PROBLEM DESCRIPTION
Pull out each line of the data that includes the word "Hello".

[Begin DATA IN THIS EXERCISE]

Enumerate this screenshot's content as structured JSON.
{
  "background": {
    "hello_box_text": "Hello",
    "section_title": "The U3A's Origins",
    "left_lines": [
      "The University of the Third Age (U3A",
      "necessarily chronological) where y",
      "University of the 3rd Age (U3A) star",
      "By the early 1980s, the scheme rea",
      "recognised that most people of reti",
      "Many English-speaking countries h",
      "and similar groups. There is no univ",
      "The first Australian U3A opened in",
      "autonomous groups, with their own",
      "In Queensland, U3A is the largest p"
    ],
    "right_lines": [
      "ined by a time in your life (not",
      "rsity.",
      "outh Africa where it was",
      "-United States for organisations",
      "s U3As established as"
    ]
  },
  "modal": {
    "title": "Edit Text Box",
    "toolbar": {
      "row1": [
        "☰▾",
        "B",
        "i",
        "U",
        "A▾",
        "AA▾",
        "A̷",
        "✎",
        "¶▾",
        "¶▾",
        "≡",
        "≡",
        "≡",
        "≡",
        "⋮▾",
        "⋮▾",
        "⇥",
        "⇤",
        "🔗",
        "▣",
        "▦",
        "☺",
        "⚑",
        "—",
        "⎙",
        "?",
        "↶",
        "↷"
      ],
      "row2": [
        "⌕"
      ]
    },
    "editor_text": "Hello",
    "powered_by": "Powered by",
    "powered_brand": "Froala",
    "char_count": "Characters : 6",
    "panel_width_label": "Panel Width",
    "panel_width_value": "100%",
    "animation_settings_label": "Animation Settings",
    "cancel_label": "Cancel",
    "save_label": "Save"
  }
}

[End DATA IN THIS EXERCISE]

REPLY TO THE EXERCISE
    "hello_box_text": "Hello",
    "editor_text": "Hello",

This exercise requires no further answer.